**PROBLEM TO SOLVE**
Check every line below for the word "this" and copy the ones that have it.

# # # # #

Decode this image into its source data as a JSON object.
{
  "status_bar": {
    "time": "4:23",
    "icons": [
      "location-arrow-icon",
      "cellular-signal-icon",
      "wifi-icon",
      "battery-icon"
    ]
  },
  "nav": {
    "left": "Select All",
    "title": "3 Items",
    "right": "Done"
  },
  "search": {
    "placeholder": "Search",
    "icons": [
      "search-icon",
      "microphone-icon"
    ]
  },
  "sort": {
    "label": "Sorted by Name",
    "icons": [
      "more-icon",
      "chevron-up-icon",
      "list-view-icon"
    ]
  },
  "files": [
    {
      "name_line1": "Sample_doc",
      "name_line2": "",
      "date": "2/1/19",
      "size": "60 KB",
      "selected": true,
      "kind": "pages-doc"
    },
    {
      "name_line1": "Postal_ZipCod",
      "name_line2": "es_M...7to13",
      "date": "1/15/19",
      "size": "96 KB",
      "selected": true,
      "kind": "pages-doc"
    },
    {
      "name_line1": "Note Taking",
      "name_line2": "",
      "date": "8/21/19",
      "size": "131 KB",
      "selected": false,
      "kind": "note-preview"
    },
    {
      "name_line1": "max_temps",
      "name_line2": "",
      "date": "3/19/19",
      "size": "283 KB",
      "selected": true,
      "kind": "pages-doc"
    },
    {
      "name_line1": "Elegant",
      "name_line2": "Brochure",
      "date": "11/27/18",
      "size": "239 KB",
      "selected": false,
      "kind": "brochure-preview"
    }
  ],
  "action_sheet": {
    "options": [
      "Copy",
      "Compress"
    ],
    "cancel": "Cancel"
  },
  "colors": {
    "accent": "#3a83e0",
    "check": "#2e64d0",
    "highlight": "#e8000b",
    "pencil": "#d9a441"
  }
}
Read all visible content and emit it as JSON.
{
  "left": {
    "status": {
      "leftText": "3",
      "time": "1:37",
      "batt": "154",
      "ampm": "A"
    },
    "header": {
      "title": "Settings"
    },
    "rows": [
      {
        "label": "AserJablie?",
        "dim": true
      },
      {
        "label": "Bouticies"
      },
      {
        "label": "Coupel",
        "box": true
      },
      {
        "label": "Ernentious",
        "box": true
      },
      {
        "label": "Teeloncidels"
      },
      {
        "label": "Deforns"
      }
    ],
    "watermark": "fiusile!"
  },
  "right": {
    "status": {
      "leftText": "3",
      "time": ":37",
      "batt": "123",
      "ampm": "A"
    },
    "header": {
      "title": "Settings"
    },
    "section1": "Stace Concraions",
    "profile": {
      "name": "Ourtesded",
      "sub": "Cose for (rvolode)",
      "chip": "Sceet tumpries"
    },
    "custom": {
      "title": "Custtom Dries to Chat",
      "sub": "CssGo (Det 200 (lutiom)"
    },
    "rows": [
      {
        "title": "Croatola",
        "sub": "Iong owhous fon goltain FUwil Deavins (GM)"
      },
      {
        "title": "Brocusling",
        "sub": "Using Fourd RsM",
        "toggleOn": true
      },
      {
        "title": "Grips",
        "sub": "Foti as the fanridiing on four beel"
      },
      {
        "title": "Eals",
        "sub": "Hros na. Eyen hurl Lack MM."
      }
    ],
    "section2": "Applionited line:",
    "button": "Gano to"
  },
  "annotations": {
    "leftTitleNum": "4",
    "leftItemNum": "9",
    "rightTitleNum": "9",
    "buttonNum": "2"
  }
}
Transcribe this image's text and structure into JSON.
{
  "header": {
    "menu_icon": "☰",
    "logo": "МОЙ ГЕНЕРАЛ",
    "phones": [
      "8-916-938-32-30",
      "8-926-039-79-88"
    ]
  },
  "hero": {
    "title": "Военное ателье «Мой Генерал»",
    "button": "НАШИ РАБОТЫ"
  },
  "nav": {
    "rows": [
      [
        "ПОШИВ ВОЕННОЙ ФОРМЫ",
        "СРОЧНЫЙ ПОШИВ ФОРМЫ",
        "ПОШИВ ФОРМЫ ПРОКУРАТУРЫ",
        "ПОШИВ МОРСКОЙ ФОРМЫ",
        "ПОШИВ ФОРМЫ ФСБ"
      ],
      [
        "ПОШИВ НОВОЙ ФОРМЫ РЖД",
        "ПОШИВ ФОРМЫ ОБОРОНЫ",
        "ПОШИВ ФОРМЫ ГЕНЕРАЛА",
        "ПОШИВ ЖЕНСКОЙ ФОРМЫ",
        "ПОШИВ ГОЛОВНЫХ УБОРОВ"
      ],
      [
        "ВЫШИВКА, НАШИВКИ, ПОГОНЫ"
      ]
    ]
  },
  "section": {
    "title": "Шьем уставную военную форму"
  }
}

# # # # #

**WRITTEN REPLY**
Decode this image into its source data as a JSON object.
Transcribe this image's text and structure into JSON.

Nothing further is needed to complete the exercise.